* Recorded data *
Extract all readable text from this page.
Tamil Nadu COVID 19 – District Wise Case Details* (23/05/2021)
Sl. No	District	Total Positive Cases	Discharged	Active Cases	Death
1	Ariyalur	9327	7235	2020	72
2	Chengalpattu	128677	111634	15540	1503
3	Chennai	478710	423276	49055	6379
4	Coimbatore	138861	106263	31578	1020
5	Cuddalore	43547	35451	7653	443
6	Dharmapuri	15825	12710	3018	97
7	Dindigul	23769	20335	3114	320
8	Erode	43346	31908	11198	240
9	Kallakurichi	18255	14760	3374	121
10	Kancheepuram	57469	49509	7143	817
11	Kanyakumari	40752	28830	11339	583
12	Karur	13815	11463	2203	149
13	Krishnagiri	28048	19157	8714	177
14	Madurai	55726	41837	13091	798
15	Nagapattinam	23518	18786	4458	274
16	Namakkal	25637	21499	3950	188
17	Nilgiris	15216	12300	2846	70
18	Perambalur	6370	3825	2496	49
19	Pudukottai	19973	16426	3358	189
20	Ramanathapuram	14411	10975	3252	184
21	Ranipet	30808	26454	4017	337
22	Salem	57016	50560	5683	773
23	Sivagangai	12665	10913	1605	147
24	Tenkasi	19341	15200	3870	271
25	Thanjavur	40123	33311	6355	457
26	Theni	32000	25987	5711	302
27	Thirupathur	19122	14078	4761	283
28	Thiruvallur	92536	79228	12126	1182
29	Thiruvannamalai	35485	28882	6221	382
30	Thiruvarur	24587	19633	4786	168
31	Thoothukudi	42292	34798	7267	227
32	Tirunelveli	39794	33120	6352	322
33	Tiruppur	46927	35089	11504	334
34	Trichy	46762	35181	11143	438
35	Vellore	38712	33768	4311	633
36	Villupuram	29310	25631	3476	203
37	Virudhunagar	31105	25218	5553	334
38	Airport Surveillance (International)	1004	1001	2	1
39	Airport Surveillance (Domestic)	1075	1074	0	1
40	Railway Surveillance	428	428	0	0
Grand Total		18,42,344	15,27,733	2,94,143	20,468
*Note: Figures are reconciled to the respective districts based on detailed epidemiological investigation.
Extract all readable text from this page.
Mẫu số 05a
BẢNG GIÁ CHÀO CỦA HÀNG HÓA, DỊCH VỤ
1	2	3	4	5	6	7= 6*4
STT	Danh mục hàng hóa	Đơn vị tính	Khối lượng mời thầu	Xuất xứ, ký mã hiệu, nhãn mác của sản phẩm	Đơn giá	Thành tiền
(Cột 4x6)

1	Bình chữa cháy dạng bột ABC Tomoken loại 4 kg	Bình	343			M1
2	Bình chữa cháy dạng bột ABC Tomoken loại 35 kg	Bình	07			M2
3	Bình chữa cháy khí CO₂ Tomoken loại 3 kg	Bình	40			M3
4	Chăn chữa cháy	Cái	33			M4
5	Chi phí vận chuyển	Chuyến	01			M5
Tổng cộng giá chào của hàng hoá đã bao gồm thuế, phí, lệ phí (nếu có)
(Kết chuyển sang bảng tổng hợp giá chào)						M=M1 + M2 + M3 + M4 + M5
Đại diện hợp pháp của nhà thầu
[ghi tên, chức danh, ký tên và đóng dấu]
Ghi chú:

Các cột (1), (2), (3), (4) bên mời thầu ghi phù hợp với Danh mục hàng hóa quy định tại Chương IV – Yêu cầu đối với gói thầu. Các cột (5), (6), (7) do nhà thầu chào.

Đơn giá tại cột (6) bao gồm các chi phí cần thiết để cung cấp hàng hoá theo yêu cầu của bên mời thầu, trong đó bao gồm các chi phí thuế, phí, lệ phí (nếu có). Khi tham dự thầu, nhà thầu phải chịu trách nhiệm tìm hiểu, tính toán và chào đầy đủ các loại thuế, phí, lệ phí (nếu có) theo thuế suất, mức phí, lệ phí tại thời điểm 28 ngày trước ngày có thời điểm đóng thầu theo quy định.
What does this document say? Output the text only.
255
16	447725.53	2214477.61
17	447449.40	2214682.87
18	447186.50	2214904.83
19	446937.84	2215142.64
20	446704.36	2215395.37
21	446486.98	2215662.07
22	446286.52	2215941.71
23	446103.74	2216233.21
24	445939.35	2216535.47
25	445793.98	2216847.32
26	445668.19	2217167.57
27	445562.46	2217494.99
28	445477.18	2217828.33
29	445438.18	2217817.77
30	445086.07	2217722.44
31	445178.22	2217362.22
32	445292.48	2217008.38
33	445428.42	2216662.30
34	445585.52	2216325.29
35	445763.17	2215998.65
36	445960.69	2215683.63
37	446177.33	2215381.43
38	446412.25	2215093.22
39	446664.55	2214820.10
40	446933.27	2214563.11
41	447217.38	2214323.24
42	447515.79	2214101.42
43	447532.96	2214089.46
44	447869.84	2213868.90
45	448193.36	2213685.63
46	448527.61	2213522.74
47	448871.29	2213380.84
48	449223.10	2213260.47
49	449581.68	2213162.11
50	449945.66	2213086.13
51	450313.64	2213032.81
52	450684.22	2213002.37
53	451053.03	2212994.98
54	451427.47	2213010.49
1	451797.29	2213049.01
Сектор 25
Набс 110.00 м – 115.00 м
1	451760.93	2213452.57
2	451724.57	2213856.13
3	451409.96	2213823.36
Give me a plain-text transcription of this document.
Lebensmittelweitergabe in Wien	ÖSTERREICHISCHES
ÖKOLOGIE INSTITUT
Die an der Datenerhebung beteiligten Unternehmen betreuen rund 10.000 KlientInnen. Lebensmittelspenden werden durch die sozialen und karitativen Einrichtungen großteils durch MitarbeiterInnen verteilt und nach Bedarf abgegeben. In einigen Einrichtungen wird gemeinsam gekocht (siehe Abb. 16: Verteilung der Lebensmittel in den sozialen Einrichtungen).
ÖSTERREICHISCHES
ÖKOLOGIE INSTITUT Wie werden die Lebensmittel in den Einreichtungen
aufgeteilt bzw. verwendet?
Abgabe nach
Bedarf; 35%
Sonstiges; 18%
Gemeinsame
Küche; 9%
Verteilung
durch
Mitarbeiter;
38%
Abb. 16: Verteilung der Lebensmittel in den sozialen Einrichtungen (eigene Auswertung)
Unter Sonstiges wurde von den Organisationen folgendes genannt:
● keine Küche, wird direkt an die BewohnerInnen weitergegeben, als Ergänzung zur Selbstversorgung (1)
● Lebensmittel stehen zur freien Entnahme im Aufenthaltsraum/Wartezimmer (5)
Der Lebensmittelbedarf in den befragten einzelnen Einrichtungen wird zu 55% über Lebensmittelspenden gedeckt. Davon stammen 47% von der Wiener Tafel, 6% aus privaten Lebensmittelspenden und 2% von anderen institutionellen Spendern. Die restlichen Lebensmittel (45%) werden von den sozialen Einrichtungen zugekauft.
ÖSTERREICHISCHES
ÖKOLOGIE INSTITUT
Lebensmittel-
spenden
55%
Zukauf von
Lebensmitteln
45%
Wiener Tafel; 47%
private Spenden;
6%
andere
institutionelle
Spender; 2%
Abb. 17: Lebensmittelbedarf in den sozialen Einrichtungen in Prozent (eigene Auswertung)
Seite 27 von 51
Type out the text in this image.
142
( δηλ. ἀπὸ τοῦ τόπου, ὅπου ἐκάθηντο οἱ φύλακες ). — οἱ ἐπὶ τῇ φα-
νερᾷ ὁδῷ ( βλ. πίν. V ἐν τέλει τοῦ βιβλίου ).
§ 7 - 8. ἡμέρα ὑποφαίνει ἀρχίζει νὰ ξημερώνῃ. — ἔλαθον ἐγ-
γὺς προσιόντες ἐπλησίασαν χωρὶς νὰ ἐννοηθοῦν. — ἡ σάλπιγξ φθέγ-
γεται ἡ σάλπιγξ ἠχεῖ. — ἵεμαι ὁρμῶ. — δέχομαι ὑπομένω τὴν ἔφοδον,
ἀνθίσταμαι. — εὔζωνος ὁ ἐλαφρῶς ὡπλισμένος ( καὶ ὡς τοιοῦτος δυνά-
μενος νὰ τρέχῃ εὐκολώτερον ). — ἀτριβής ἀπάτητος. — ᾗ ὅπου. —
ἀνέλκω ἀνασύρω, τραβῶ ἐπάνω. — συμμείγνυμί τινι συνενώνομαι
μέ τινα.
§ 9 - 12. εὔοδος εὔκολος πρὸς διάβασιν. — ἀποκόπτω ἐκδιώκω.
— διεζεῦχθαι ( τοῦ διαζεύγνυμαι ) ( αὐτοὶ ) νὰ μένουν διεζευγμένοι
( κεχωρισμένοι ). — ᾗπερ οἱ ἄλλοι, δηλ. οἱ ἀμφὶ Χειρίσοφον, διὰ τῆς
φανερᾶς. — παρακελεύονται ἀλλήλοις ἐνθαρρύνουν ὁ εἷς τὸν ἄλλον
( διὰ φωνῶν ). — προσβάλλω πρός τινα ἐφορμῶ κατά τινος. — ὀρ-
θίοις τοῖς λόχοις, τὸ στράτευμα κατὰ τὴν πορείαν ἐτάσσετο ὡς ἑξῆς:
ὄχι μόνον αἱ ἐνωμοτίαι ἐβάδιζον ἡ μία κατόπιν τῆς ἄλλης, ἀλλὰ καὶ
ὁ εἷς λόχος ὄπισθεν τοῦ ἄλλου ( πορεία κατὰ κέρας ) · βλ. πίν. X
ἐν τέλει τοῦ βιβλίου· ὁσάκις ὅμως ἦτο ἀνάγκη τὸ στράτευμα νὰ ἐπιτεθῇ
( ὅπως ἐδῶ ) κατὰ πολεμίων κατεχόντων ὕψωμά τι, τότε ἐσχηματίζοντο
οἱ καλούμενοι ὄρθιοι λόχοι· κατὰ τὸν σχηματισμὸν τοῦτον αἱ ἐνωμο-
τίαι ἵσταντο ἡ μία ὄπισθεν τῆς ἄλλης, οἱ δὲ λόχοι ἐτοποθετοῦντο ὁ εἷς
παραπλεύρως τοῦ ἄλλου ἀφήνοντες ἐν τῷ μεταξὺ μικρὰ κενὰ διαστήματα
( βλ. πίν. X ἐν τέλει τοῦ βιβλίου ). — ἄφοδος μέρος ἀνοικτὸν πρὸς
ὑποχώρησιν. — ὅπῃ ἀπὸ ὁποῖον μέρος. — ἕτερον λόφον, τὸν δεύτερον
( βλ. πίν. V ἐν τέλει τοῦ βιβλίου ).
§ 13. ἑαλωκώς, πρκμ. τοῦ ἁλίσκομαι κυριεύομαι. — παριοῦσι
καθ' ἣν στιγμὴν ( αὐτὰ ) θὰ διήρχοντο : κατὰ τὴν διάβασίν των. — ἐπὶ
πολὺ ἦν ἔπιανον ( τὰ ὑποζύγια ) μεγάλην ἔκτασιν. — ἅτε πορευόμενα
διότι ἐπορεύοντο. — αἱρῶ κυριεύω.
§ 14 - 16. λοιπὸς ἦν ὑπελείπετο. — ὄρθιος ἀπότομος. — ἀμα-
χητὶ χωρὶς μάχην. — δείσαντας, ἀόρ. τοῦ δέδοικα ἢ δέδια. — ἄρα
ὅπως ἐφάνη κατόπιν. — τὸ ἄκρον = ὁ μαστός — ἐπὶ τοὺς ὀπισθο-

* What the exercise asks *
Extract every line above containing the word "Tomoken".

* Correct answer *
1	Bình chữa cháy dạng bột ABC Tomoken loại 4 kg	Bình	343			M1
2	Bình chữa cháy dạng bột ABC Tomoken loại 35 kg	Bình	07			M2
3	Bình chữa cháy khí CO₂ Tomoken loại 3 kg	Bình	40			M3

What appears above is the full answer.